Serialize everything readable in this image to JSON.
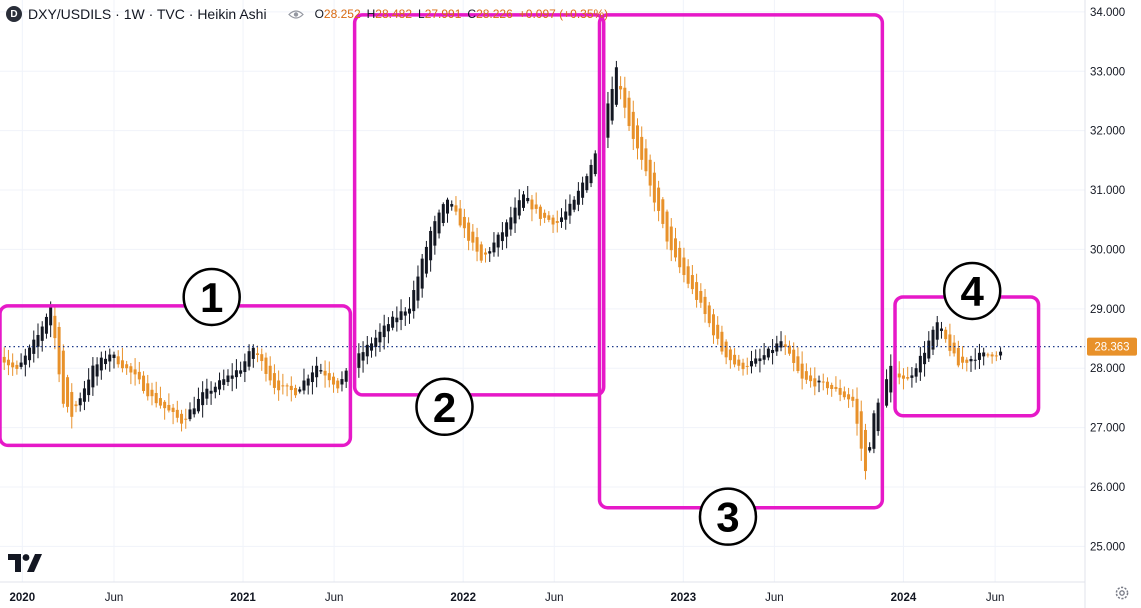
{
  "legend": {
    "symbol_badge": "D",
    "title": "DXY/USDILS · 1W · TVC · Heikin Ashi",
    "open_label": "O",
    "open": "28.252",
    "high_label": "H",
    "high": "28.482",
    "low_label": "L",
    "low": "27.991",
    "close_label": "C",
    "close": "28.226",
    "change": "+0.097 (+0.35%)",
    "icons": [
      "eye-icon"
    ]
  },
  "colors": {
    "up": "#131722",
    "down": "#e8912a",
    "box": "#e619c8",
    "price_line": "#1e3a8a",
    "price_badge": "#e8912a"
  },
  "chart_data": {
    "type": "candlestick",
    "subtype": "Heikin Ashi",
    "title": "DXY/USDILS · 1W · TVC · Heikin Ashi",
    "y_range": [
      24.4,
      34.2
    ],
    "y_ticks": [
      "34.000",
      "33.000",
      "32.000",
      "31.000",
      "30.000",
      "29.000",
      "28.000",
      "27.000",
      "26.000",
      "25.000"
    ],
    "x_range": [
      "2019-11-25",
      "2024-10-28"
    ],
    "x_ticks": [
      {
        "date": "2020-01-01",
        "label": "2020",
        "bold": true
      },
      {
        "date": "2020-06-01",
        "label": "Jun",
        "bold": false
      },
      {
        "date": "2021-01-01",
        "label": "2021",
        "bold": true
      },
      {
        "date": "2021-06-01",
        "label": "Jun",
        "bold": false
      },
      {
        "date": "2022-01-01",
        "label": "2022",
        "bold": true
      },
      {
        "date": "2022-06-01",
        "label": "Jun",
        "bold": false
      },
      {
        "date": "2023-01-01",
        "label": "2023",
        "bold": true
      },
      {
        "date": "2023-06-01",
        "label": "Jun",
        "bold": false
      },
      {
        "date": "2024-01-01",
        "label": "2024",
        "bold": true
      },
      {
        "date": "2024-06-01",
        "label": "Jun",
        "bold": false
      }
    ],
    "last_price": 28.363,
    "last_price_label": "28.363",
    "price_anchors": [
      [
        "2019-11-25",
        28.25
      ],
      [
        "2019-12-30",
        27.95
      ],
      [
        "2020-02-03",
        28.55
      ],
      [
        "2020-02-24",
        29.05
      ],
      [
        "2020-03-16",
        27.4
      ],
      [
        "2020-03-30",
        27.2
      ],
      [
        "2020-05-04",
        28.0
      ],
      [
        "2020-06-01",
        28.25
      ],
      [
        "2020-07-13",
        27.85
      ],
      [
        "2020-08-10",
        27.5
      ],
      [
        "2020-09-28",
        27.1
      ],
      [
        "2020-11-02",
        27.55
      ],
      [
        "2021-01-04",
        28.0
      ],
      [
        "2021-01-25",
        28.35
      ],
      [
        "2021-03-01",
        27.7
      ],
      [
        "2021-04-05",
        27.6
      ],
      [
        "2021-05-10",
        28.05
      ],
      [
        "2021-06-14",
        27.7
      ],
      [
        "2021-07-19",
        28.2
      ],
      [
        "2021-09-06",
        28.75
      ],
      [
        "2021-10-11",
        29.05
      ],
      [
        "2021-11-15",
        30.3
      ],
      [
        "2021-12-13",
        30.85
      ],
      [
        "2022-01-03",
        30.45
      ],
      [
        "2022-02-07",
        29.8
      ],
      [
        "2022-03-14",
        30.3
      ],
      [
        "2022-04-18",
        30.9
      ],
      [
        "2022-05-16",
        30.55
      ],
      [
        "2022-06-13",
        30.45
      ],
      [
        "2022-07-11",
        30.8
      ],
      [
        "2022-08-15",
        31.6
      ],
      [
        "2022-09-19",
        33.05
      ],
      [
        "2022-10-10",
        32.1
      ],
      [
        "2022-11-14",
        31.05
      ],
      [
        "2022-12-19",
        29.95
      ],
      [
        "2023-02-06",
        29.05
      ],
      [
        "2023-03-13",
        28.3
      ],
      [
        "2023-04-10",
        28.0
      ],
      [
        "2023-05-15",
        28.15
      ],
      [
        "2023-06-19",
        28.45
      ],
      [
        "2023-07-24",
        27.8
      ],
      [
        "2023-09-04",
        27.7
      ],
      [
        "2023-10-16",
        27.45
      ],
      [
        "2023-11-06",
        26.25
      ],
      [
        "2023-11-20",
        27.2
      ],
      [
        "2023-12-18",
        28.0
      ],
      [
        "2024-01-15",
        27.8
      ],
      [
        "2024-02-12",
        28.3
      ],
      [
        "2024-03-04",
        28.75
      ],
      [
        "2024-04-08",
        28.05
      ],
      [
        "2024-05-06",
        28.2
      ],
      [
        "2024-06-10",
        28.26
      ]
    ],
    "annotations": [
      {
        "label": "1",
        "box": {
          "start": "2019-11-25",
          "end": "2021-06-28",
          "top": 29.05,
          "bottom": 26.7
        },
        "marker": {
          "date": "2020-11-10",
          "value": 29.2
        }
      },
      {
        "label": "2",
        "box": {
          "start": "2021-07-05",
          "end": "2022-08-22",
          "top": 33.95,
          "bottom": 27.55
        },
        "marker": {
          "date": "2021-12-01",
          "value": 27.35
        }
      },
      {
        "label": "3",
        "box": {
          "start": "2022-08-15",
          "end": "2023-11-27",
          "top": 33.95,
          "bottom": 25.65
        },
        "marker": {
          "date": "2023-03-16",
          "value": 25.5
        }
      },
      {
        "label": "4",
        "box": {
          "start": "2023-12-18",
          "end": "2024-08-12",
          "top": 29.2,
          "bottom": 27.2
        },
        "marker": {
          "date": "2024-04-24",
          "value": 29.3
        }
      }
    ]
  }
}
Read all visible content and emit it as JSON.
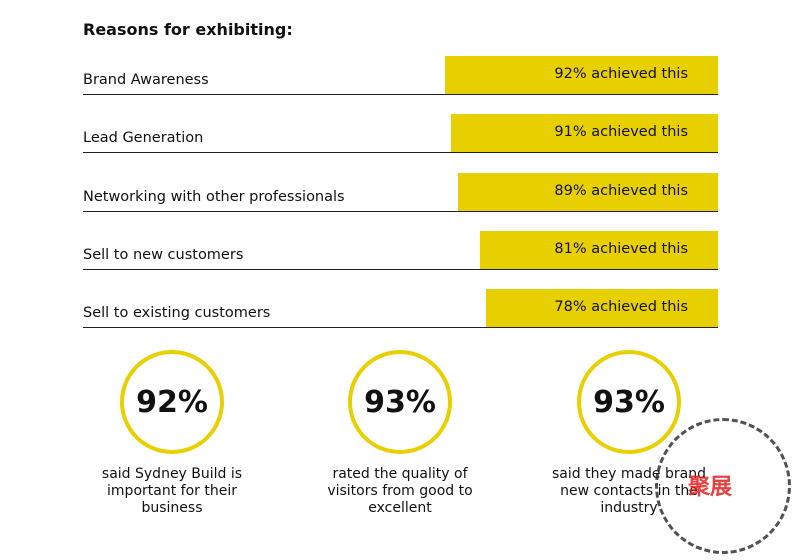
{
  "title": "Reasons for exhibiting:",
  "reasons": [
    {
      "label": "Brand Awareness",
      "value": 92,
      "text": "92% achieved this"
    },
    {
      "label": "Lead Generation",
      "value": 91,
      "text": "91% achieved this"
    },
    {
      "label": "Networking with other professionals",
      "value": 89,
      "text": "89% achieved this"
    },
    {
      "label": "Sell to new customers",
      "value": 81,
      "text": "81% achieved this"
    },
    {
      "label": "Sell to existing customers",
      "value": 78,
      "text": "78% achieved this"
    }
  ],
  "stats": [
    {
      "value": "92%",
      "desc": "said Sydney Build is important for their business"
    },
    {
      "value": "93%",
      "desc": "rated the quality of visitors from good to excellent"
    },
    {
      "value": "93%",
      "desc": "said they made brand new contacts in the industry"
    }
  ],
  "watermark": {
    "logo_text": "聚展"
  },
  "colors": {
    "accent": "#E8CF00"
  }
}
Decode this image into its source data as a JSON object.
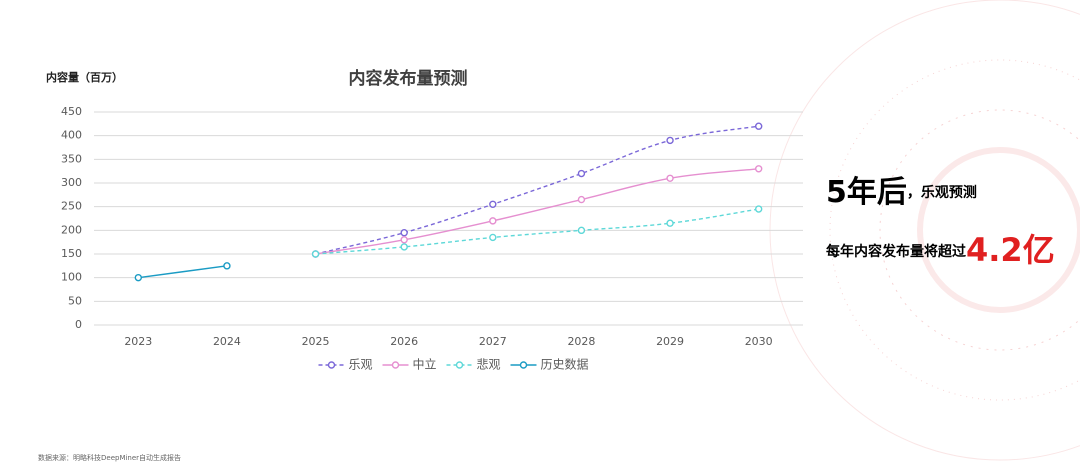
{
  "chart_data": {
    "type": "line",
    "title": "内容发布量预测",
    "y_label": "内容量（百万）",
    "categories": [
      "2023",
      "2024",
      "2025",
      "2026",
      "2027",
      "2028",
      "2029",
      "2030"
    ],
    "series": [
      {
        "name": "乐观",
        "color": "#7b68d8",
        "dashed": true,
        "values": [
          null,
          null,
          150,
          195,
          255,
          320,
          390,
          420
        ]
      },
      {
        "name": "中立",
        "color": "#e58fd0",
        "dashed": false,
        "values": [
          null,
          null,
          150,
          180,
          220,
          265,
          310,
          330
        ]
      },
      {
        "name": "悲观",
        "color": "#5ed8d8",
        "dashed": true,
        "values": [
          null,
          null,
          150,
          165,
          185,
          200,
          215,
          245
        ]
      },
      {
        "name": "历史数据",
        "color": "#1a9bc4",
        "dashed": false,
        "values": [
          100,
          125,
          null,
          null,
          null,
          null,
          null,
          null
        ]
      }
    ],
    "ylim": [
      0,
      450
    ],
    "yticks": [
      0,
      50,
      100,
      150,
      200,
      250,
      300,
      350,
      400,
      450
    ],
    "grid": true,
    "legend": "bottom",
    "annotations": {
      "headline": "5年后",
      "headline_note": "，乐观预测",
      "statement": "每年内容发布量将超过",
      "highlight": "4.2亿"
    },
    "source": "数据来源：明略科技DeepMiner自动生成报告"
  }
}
--------------------
**Task prompt**
Return all lines containing "title".

**Output**
    "title": "DXY/USDILS · 1W · TVC · Heikin Ashi",
    "title": "DXY/USDILS · 1W · TVC · Heikin Ashi",
  "title": "Reasons for exhibiting:",
    "title": "内容发布量预测",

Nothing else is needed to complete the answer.